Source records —
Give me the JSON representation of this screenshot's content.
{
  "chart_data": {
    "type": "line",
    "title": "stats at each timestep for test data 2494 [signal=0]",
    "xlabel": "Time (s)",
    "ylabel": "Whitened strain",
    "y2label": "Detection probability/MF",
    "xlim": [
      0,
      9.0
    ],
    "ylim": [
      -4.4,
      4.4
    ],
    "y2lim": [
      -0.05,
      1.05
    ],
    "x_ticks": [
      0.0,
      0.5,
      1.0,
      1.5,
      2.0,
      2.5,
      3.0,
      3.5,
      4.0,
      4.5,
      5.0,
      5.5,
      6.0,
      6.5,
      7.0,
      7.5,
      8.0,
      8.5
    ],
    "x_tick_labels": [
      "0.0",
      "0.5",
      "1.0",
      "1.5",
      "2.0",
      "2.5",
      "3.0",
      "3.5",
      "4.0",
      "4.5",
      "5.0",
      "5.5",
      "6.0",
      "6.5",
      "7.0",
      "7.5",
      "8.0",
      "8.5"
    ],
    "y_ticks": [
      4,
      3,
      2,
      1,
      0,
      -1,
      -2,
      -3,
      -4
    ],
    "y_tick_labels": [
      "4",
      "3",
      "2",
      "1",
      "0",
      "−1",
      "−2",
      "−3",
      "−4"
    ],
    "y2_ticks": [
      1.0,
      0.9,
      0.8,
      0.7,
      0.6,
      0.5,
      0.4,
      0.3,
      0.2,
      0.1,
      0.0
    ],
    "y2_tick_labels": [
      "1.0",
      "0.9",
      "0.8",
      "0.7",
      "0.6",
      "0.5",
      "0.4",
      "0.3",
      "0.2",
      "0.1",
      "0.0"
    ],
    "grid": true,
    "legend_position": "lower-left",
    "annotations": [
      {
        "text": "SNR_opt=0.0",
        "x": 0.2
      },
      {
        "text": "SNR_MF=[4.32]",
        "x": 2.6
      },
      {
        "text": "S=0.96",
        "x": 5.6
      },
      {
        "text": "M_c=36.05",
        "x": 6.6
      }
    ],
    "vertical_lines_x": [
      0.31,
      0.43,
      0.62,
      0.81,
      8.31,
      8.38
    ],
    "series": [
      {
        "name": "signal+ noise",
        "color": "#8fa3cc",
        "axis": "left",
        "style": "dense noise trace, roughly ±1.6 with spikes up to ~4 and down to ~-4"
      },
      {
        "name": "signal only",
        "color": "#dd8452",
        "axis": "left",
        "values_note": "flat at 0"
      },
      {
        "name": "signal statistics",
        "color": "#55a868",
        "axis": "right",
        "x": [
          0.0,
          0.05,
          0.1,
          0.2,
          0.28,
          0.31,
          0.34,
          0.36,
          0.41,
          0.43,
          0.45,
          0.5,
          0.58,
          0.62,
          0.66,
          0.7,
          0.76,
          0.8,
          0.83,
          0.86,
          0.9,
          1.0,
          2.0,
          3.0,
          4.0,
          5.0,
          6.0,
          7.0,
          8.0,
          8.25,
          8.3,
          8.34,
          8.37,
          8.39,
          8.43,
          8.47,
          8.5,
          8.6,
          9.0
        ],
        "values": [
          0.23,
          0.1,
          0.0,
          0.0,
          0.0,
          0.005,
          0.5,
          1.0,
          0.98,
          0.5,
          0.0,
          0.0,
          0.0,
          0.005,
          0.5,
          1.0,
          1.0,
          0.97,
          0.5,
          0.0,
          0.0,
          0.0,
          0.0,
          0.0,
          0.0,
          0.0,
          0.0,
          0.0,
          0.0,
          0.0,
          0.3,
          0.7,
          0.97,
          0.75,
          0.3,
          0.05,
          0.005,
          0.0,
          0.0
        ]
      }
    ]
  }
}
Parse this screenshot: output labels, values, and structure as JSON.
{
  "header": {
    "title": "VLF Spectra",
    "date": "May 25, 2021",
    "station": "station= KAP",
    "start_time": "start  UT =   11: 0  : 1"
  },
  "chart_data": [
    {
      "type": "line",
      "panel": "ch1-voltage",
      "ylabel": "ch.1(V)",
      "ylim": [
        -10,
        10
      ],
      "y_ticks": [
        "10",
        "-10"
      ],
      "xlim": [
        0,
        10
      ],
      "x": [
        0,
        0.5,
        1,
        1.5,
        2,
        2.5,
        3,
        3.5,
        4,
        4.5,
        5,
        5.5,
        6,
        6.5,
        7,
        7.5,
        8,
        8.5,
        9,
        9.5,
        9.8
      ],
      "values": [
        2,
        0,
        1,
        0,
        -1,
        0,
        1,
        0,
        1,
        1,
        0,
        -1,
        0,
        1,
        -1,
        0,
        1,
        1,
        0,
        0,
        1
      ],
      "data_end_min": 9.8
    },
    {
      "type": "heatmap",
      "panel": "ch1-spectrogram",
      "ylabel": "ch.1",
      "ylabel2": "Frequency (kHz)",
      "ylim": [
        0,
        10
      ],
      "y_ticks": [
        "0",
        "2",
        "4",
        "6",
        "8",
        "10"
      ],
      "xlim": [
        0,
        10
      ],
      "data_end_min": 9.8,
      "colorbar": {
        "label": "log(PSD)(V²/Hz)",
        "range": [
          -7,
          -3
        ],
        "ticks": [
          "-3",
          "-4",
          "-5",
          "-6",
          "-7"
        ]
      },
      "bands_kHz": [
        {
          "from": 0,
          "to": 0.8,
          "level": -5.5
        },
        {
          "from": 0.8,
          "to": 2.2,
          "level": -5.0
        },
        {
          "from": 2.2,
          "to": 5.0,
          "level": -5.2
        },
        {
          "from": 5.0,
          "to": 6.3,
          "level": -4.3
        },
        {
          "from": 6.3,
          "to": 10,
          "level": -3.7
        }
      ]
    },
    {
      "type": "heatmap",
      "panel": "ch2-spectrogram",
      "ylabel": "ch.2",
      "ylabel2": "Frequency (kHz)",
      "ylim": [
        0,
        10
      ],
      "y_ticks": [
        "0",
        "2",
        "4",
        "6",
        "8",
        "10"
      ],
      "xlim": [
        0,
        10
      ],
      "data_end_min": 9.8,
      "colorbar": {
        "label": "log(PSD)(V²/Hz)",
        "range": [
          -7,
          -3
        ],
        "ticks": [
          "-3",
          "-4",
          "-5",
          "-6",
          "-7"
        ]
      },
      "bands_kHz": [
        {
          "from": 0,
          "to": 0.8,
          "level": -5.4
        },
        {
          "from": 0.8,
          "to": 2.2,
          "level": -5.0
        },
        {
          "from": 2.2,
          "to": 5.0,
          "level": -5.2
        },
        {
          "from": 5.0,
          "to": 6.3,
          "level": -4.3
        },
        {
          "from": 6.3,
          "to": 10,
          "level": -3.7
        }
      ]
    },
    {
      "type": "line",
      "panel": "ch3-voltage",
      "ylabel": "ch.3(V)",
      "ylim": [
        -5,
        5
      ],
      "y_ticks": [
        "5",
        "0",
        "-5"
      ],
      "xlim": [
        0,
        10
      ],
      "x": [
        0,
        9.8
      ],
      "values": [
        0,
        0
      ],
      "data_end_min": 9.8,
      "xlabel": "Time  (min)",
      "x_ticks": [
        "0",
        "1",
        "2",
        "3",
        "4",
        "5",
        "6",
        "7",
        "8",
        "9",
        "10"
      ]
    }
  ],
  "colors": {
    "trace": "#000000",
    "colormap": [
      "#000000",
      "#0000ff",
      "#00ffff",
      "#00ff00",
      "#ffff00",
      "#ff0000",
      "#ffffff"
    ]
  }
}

Exercise details — Type out the full listing again, exactly as given.

In response —
Give me the JSON representation of this screenshot's content.
{
  "chart_data": {
    "type": "line",
    "title": "stats at each timestep for test data 2494 [signal=0]",
    "xlabel": "Time (s)",
    "ylabel": "Whitened strain",
    "y2label": "Detection probability/MF",
    "xlim": [
      0,
      9.0
    ],
    "ylim": [
      -4.4,
      4.4
    ],
    "y2lim": [
      -0.05,
      1.05
    ],
    "x_ticks": [
      0.0,
      0.5,
      1.0,
      1.5,
      2.0,
      2.5,
      3.0,
      3.5,
      4.0,
      4.5,
      5.0,
      5.5,
      6.0,
      6.5,
      7.0,
      7.5,
      8.0,
      8.5
    ],
    "x_tick_labels": [
      "0.0",
      "0.5",
      "1.0",
      "1.5",
      "2.0",
      "2.5",
      "3.0",
      "3.5",
      "4.0",
      "4.5",
      "5.0",
      "5.5",
      "6.0",
      "6.5",
      "7.0",
      "7.5",
      "8.0",
      "8.5"
    ],
    "y_ticks": [
      4,
      3,
      2,
      1,
      0,
      -1,
      -2,
      -3,
      -4
    ],
    "y_tick_labels": [
      "4",
      "3",
      "2",
      "1",
      "0",
      "−1",
      "−2",
      "−3",
      "−4"
    ],
    "y2_ticks": [
      1.0,
      0.9,
      0.8,
      0.7,
      0.6,
      0.5,
      0.4,
      0.3,
      0.2,
      0.1,
      0.0
    ],
    "y2_tick_labels": [
      "1.0",
      "0.9",
      "0.8",
      "0.7",
      "0.6",
      "0.5",
      "0.4",
      "0.3",
      "0.2",
      "0.1",
      "0.0"
    ],
    "grid": true,
    "legend_position": "lower-left",
    "annotations": [
      {
        "text": "SNR_opt=0.0",
        "x": 0.2
      },
      {
        "text": "SNR_MF=[4.32]",
        "x": 2.6
      },
      {
        "text": "S=0.96",
        "x": 5.6
      },
      {
        "text": "M_c=36.05",
        "x": 6.6
      }
    ],
    "vertical_lines_x": [
      0.31,
      0.43,
      0.62,
      0.81,
      8.31,
      8.38
    ],
    "series": [
      {
        "name": "signal+ noise",
        "color": "#8fa3cc",
        "axis": "left",
        "style": "dense noise trace, roughly ±1.6 with spikes up to ~4 and down to ~-4"
      },
      {
        "name": "signal only",
        "color": "#dd8452",
        "axis": "left",
        "values_note": "flat at 0"
      },
      {
        "name": "signal statistics",
        "color": "#55a868",
        "axis": "right",
        "x": [
          0.0,
          0.05,
          0.1,
          0.2,
          0.28,
          0.31,
          0.34,
          0.36,
          0.41,
          0.43,
          0.45,
          0.5,
          0.58,
          0.62,
          0.66,
          0.7,
          0.76,
          0.8,
          0.83,
          0.86,
          0.9,
          1.0,
          2.0,
          3.0,
          4.0,
          5.0,
          6.0,
          7.0,
          8.0,
          8.25,
          8.3,
          8.34,
          8.37,
          8.39,
          8.43,
          8.47,
          8.5,
          8.6,
          9.0
        ],
        "values": [
          0.23,
          0.1,
          0.0,
          0.0,
          0.0,
          0.005,
          0.5,
          1.0,
          0.98,
          0.5,
          0.0,
          0.0,
          0.0,
          0.005,
          0.5,
          1.0,
          1.0,
          0.97,
          0.5,
          0.0,
          0.0,
          0.0,
          0.0,
          0.0,
          0.0,
          0.0,
          0.0,
          0.0,
          0.0,
          0.0,
          0.3,
          0.7,
          0.97,
          0.75,
          0.3,
          0.05,
          0.005,
          0.0,
          0.0
        ]
      }
    ]
  }
}
Parse this screenshot: output labels, values, and structure as JSON.
{
  "header": {
    "title": "VLF Spectra",
    "date": "May 25, 2021",
    "station": "station= KAP",
    "start_time": "start  UT =   11: 0  : 1"
  },
  "chart_data": [
    {
      "type": "line",
      "panel": "ch1-voltage",
      "ylabel": "ch.1(V)",
      "ylim": [
        -10,
        10
      ],
      "y_ticks": [
        "10",
        "-10"
      ],
      "xlim": [
        0,
        10
      ],
      "x": [
        0,
        0.5,
        1,
        1.5,
        2,
        2.5,
        3,
        3.5,
        4,
        4.5,
        5,
        5.5,
        6,
        6.5,
        7,
        7.5,
        8,
        8.5,
        9,
        9.5,
        9.8
      ],
      "values": [
        2,
        0,
        1,
        0,
        -1,
        0,
        1,
        0,
        1,
        1,
        0,
        -1,
        0,
        1,
        -1,
        0,
        1,
        1,
        0,
        0,
        1
      ],
      "data_end_min": 9.8
    },
    {
      "type": "heatmap",
      "panel": "ch1-spectrogram",
      "ylabel": "ch.1",
      "ylabel2": "Frequency (kHz)",
      "ylim": [
        0,
        10
      ],
      "y_ticks": [
        "0",
        "2",
        "4",
        "6",
        "8",
        "10"
      ],
      "xlim": [
        0,
        10
      ],
      "data_end_min": 9.8,
      "colorbar": {
        "label": "log(PSD)(V²/Hz)",
        "range": [
          -7,
          -3
        ],
        "ticks": [
          "-3",
          "-4",
          "-5",
          "-6",
          "-7"
        ]
      },
      "bands_kHz": [
        {
          "from": 0,
          "to": 0.8,
          "level": -5.5
        },
        {
          "from": 0.8,
          "to": 2.2,
          "level": -5.0
        },
        {
          "from": 2.2,
          "to": 5.0,
          "level": -5.2
        },
        {
          "from": 5.0,
          "to": 6.3,
          "level": -4.3
        },
        {
          "from": 6.3,
          "to": 10,
          "level": -3.7
        }
      ]
    },
    {
      "type": "heatmap",
      "panel": "ch2-spectrogram",
      "ylabel": "ch.2",
      "ylabel2": "Frequency (kHz)",
      "ylim": [
        0,
        10
      ],
      "y_ticks": [
        "0",
        "2",
        "4",
        "6",
        "8",
        "10"
      ],
      "xlim": [
        0,
        10
      ],
      "data_end_min": 9.8,
      "colorbar": {
        "label": "log(PSD)(V²/Hz)",
        "range": [
          -7,
          -3
        ],
        "ticks": [
          "-3",
          "-4",
          "-5",
          "-6",
          "-7"
        ]
      },
      "bands_kHz": [
        {
          "from": 0,
          "to": 0.8,
          "level": -5.4
        },
        {
          "from": 0.8,
          "to": 2.2,
          "level": -5.0
        },
        {
          "from": 2.2,
          "to": 5.0,
          "level": -5.2
        },
        {
          "from": 5.0,
          "to": 6.3,
          "level": -4.3
        },
        {
          "from": 6.3,
          "to": 10,
          "level": -3.7
        }
      ]
    },
    {
      "type": "line",
      "panel": "ch3-voltage",
      "ylabel": "ch.3(V)",
      "ylim": [
        -5,
        5
      ],
      "y_ticks": [
        "5",
        "0",
        "-5"
      ],
      "xlim": [
        0,
        10
      ],
      "x": [
        0,
        9.8
      ],
      "values": [
        0,
        0
      ],
      "data_end_min": 9.8,
      "xlabel": "Time  (min)",
      "x_ticks": [
        "0",
        "1",
        "2",
        "3",
        "4",
        "5",
        "6",
        "7",
        "8",
        "9",
        "10"
      ]
    }
  ],
  "colors": {
    "trace": "#000000",
    "colormap": [
      "#000000",
      "#0000ff",
      "#00ffff",
      "#00ff00",
      "#ffff00",
      "#ff0000",
      "#ffffff"
    ]
  }
}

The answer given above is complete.